WRITTEN EXERCISE:
Reproduce every record exactly as it appears, but not the pictures.

[Extracted records]

___

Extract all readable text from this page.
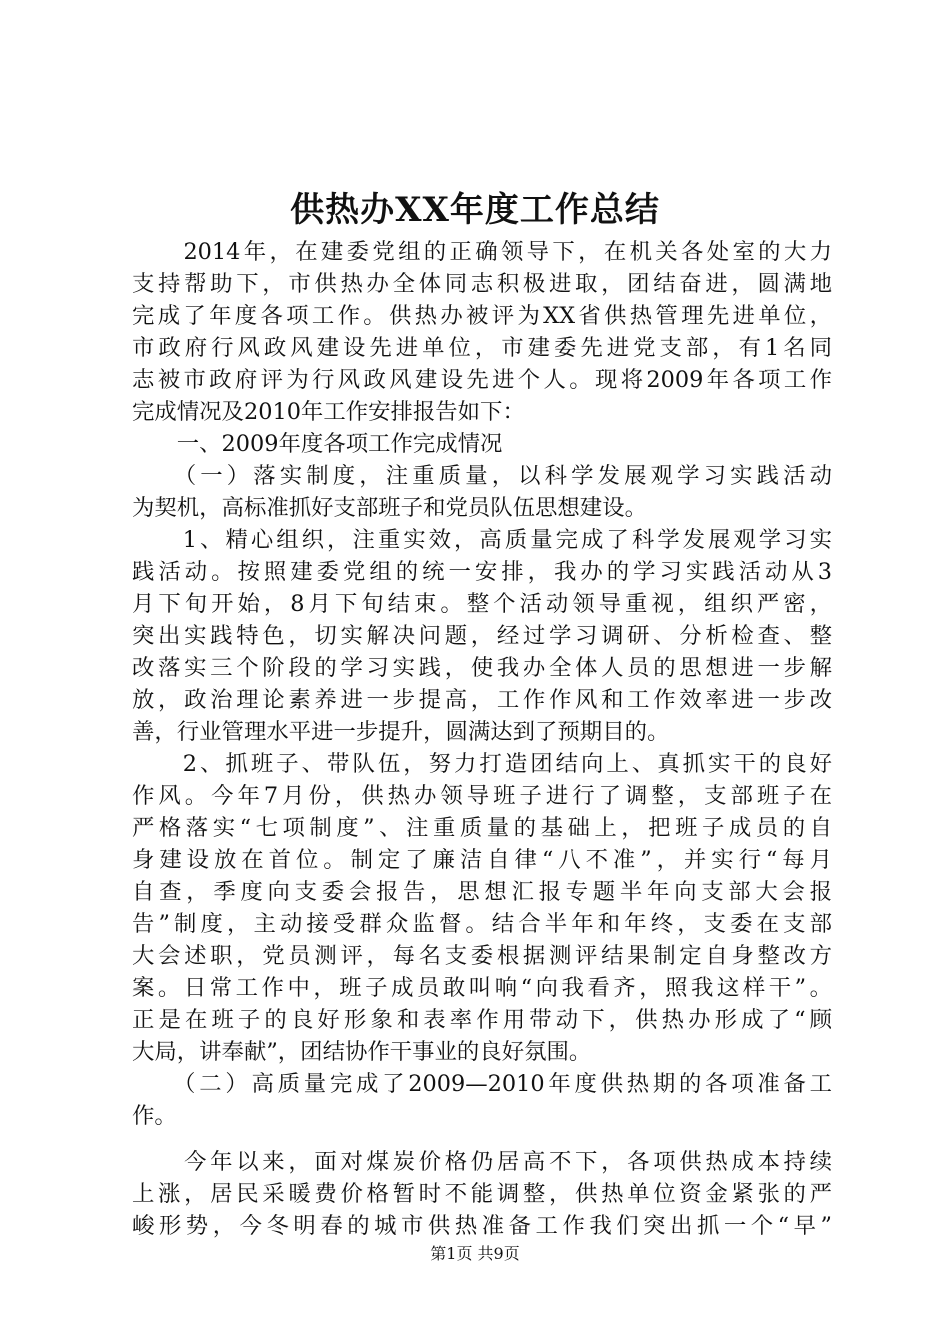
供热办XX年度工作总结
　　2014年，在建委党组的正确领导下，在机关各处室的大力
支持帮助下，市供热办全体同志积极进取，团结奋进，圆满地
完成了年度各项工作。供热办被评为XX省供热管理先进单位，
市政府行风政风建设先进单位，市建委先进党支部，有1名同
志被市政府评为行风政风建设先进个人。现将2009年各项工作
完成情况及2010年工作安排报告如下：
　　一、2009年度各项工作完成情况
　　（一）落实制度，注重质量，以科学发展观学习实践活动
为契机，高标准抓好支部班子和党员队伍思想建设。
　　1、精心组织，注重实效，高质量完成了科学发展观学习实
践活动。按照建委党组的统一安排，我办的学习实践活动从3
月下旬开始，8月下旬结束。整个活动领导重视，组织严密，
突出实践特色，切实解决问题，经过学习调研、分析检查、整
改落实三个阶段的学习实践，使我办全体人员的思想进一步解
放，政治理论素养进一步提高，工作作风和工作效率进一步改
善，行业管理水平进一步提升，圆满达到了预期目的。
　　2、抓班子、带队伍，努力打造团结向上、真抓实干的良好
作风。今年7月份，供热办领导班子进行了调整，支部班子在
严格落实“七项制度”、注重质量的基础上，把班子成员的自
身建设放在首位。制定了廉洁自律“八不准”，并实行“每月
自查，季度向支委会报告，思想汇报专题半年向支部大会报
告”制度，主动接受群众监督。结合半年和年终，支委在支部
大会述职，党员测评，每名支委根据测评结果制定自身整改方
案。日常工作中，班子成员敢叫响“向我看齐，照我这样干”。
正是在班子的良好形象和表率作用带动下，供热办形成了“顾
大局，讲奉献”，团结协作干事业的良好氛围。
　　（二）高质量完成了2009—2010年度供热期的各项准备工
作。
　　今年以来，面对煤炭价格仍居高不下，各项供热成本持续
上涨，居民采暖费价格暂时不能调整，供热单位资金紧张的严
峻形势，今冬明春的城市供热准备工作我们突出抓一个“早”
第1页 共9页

___

FINISHED EXERCISE:
Extract all readable text from this page.
供热办XX年度工作总结
　　2014年，在建委党组的正确领导下，在机关各处室的大力
支持帮助下，市供热办全体同志积极进取，团结奋进，圆满地
完成了年度各项工作。供热办被评为XX省供热管理先进单位，
市政府行风政风建设先进单位，市建委先进党支部，有1名同
志被市政府评为行风政风建设先进个人。现将2009年各项工作
完成情况及2010年工作安排报告如下：
　　一、2009年度各项工作完成情况
　　（一）落实制度，注重质量，以科学发展观学习实践活动
为契机，高标准抓好支部班子和党员队伍思想建设。
　　1、精心组织，注重实效，高质量完成了科学发展观学习实
践活动。按照建委党组的统一安排，我办的学习实践活动从3
月下旬开始，8月下旬结束。整个活动领导重视，组织严密，
突出实践特色，切实解决问题，经过学习调研、分析检查、整
改落实三个阶段的学习实践，使我办全体人员的思想进一步解
放，政治理论素养进一步提高，工作作风和工作效率进一步改
善，行业管理水平进一步提升，圆满达到了预期目的。
　　2、抓班子、带队伍，努力打造团结向上、真抓实干的良好
作风。今年7月份，供热办领导班子进行了调整，支部班子在
严格落实“七项制度”、注重质量的基础上，把班子成员的自
身建设放在首位。制定了廉洁自律“八不准”，并实行“每月
自查，季度向支委会报告，思想汇报专题半年向支部大会报
告”制度，主动接受群众监督。结合半年和年终，支委在支部
大会述职，党员测评，每名支委根据测评结果制定自身整改方
案。日常工作中，班子成员敢叫响“向我看齐，照我这样干”。
正是在班子的良好形象和表率作用带动下，供热办形成了“顾
大局，讲奉献”，团结协作干事业的良好氛围。
　　（二）高质量完成了2009—2010年度供热期的各项准备工
作。
　　今年以来，面对煤炭价格仍居高不下，各项供热成本持续
上涨，居民采暖费价格暂时不能调整，供热单位资金紧张的严
峻形势，今冬明春的城市供热准备工作我们突出抓一个“早”
第1页 共9页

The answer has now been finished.